→ **Information given**
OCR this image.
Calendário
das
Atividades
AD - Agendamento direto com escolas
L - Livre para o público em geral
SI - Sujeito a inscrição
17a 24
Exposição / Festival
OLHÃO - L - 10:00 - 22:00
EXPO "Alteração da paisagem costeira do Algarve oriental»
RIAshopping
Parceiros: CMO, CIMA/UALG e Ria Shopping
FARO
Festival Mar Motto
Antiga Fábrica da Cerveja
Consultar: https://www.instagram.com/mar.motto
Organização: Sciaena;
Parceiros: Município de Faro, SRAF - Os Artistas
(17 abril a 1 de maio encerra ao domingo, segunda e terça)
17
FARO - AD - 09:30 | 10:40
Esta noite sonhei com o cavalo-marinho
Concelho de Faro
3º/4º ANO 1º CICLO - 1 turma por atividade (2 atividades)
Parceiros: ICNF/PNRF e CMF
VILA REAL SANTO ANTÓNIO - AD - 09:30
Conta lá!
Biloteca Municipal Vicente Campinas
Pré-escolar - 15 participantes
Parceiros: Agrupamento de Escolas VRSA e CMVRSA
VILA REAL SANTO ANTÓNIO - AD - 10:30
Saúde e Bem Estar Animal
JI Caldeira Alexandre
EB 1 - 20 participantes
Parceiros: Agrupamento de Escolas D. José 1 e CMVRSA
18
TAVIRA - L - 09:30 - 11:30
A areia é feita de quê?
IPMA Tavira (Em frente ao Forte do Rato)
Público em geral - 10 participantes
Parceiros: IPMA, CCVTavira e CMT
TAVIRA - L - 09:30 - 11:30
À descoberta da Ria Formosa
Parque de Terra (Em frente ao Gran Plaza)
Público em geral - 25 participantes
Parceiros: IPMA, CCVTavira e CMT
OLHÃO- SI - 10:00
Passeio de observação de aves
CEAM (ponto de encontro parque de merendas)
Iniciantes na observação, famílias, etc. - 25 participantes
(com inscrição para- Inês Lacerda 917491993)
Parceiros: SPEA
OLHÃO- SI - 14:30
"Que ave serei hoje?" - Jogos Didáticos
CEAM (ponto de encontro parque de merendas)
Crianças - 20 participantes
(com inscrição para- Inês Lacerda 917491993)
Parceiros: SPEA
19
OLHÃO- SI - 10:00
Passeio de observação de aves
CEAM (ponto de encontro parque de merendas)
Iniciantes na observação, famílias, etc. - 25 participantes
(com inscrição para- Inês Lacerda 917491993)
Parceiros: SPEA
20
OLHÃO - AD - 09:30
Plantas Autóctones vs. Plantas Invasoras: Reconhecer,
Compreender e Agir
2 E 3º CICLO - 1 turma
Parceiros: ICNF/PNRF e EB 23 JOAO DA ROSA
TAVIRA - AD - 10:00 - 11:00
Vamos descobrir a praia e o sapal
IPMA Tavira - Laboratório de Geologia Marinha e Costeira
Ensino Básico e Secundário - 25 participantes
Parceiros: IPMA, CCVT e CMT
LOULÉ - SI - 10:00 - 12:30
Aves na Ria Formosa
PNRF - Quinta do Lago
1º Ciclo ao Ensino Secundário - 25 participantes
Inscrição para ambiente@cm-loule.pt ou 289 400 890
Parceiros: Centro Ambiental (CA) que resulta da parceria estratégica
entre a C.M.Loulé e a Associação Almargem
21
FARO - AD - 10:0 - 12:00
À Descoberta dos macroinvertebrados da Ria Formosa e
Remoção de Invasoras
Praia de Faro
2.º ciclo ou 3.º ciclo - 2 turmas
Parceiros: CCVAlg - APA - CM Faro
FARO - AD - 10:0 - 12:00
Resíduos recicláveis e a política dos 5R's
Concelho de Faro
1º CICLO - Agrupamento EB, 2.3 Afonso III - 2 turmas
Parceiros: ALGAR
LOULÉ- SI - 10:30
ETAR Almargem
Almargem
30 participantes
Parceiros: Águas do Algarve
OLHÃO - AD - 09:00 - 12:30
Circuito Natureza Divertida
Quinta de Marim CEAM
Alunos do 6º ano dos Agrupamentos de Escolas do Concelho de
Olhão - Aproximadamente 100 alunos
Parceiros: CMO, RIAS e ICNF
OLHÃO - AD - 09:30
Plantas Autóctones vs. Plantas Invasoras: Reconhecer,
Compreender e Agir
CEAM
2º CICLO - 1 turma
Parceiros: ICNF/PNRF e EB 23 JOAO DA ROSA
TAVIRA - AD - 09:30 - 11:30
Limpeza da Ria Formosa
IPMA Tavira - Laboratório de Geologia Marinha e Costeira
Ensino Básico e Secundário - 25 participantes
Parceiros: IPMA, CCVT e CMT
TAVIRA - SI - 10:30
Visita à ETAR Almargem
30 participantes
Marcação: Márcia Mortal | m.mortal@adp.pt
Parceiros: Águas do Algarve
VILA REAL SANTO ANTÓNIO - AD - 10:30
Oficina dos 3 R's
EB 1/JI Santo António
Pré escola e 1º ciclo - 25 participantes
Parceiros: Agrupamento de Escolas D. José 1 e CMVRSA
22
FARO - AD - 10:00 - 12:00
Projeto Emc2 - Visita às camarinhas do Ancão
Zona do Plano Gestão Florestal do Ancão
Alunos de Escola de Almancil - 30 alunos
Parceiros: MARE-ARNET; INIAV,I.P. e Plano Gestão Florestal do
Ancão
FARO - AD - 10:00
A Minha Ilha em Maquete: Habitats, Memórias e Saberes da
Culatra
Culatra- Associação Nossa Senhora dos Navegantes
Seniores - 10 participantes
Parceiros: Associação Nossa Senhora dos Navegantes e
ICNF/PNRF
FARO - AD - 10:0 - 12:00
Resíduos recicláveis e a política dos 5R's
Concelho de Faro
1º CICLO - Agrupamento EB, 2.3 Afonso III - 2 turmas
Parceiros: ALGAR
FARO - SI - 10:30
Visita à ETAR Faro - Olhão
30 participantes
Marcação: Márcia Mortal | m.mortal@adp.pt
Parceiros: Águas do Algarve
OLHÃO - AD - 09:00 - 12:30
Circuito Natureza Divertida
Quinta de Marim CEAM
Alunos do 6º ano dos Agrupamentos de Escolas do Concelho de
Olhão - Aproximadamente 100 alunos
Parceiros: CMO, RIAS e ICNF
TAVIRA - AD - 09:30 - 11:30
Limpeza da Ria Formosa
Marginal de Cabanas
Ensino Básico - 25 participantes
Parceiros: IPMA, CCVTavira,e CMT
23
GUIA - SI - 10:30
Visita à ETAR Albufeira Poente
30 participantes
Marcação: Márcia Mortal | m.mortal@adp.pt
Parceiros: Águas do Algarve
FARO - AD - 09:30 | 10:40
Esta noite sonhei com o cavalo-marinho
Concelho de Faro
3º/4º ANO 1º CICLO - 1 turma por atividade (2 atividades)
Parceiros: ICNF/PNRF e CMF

→ **Problem to work on**
Each line of the listing should be echoed back exactly.

→ **Exercise solution**
OCR this image.
Calendário
das
Atividades
AD - Agendamento direto com escolas
L - Livre para o público em geral
SI - Sujeito a inscrição
17a 24
Exposição / Festival
OLHÃO - L - 10:00 - 22:00
EXPO "Alteração da paisagem costeira do Algarve oriental»
RIAshopping
Parceiros: CMO, CIMA/UALG e Ria Shopping
FARO
Festival Mar Motto
Antiga Fábrica da Cerveja
Consultar: https://www.instagram.com/mar.motto
Organização: Sciaena;
Parceiros: Município de Faro, SRAF - Os Artistas
(17 abril a 1 de maio encerra ao domingo, segunda e terça)
17
FARO - AD - 09:30 | 10:40
Esta noite sonhei com o cavalo-marinho
Concelho de Faro
3º/4º ANO 1º CICLO - 1 turma por atividade (2 atividades)
Parceiros: ICNF/PNRF e CMF
VILA REAL SANTO ANTÓNIO - AD - 09:30
Conta lá!
Biloteca Municipal Vicente Campinas
Pré-escolar - 15 participantes
Parceiros: Agrupamento de Escolas VRSA e CMVRSA
VILA REAL SANTO ANTÓNIO - AD - 10:30
Saúde e Bem Estar Animal
JI Caldeira Alexandre
EB 1 - 20 participantes
Parceiros: Agrupamento de Escolas D. José 1 e CMVRSA
18
TAVIRA - L - 09:30 - 11:30
A areia é feita de quê?
IPMA Tavira (Em frente ao Forte do Rato)
Público em geral - 10 participantes
Parceiros: IPMA, CCVTavira e CMT
TAVIRA - L - 09:30 - 11:30
À descoberta da Ria Formosa
Parque de Terra (Em frente ao Gran Plaza)
Público em geral - 25 participantes
Parceiros: IPMA, CCVTavira e CMT
OLHÃO- SI - 10:00
Passeio de observação de aves
CEAM (ponto de encontro parque de merendas)
Iniciantes na observação, famílias, etc. - 25 participantes
(com inscrição para- Inês Lacerda 917491993)
Parceiros: SPEA
OLHÃO- SI - 14:30
"Que ave serei hoje?" - Jogos Didáticos
CEAM (ponto de encontro parque de merendas)
Crianças - 20 participantes
(com inscrição para- Inês Lacerda 917491993)
Parceiros: SPEA
19
OLHÃO- SI - 10:00
Passeio de observação de aves
CEAM (ponto de encontro parque de merendas)
Iniciantes na observação, famílias, etc. - 25 participantes
(com inscrição para- Inês Lacerda 917491993)
Parceiros: SPEA
20
OLHÃO - AD - 09:30
Plantas Autóctones vs. Plantas Invasoras: Reconhecer,
Compreender e Agir
2 E 3º CICLO - 1 turma
Parceiros: ICNF/PNRF e EB 23 JOAO DA ROSA
TAVIRA - AD - 10:00 - 11:00
Vamos descobrir a praia e o sapal
IPMA Tavira - Laboratório de Geologia Marinha e Costeira
Ensino Básico e Secundário - 25 participantes
Parceiros: IPMA, CCVT e CMT
LOULÉ - SI - 10:00 - 12:30
Aves na Ria Formosa
PNRF - Quinta do Lago
1º Ciclo ao Ensino Secundário - 25 participantes
Inscrição para ambiente@cm-loule.pt ou 289 400 890
Parceiros: Centro Ambiental (CA) que resulta da parceria estratégica
entre a C.M.Loulé e a Associação Almargem
21
FARO - AD - 10:0 - 12:00
À Descoberta dos macroinvertebrados da Ria Formosa e
Remoção de Invasoras
Praia de Faro
2.º ciclo ou 3.º ciclo - 2 turmas
Parceiros: CCVAlg - APA - CM Faro
FARO - AD - 10:0 - 12:00
Resíduos recicláveis e a política dos 5R's
Concelho de Faro
1º CICLO - Agrupamento EB, 2.3 Afonso III - 2 turmas
Parceiros: ALGAR
LOULÉ- SI - 10:30
ETAR Almargem
Almargem
30 participantes
Parceiros: Águas do Algarve
OLHÃO - AD - 09:00 - 12:30
Circuito Natureza Divertida
Quinta de Marim CEAM
Alunos do 6º ano dos Agrupamentos de Escolas do Concelho de
Olhão - Aproximadamente 100 alunos
Parceiros: CMO, RIAS e ICNF
OLHÃO - AD - 09:30
Plantas Autóctones vs. Plantas Invasoras: Reconhecer,
Compreender e Agir
CEAM
2º CICLO - 1 turma
Parceiros: ICNF/PNRF e EB 23 JOAO DA ROSA
TAVIRA - AD - 09:30 - 11:30
Limpeza da Ria Formosa
IPMA Tavira - Laboratório de Geologia Marinha e Costeira
Ensino Básico e Secundário - 25 participantes
Parceiros: IPMA, CCVT e CMT
TAVIRA - SI - 10:30
Visita à ETAR Almargem
30 participantes
Marcação: Márcia Mortal | m.mortal@adp.pt
Parceiros: Águas do Algarve
VILA REAL SANTO ANTÓNIO - AD - 10:30
Oficina dos 3 R's
EB 1/JI Santo António
Pré escola e 1º ciclo - 25 participantes
Parceiros: Agrupamento de Escolas D. José 1 e CMVRSA
22
FARO - AD - 10:00 - 12:00
Projeto Emc2 - Visita às camarinhas do Ancão
Zona do Plano Gestão Florestal do Ancão
Alunos de Escola de Almancil - 30 alunos
Parceiros: MARE-ARNET; INIAV,I.P. e Plano Gestão Florestal do
Ancão
FARO - AD - 10:00
A Minha Ilha em Maquete: Habitats, Memórias e Saberes da
Culatra
Culatra- Associação Nossa Senhora dos Navegantes
Seniores - 10 participantes
Parceiros: Associação Nossa Senhora dos Navegantes e
ICNF/PNRF
FARO - AD - 10:0 - 12:00
Resíduos recicláveis e a política dos 5R's
Concelho de Faro
1º CICLO - Agrupamento EB, 2.3 Afonso III - 2 turmas
Parceiros: ALGAR
FARO - SI - 10:30
Visita à ETAR Faro - Olhão
30 participantes
Marcação: Márcia Mortal | m.mortal@adp.pt
Parceiros: Águas do Algarve
OLHÃO - AD - 09:00 - 12:30
Circuito Natureza Divertida
Quinta de Marim CEAM
Alunos do 6º ano dos Agrupamentos de Escolas do Concelho de
Olhão - Aproximadamente 100 alunos
Parceiros: CMO, RIAS e ICNF
TAVIRA - AD - 09:30 - 11:30
Limpeza da Ria Formosa
Marginal de Cabanas
Ensino Básico - 25 participantes
Parceiros: IPMA, CCVTavira,e CMT
23
GUIA - SI - 10:30
Visita à ETAR Albufeira Poente
30 participantes
Marcação: Márcia Mortal | m.mortal@adp.pt
Parceiros: Águas do Algarve
FARO - AD - 09:30 | 10:40
Esta noite sonhei com o cavalo-marinho
Concelho de Faro
3º/4º ANO 1º CICLO - 1 turma por atividade (2 atividades)
Parceiros: ICNF/PNRF e CMF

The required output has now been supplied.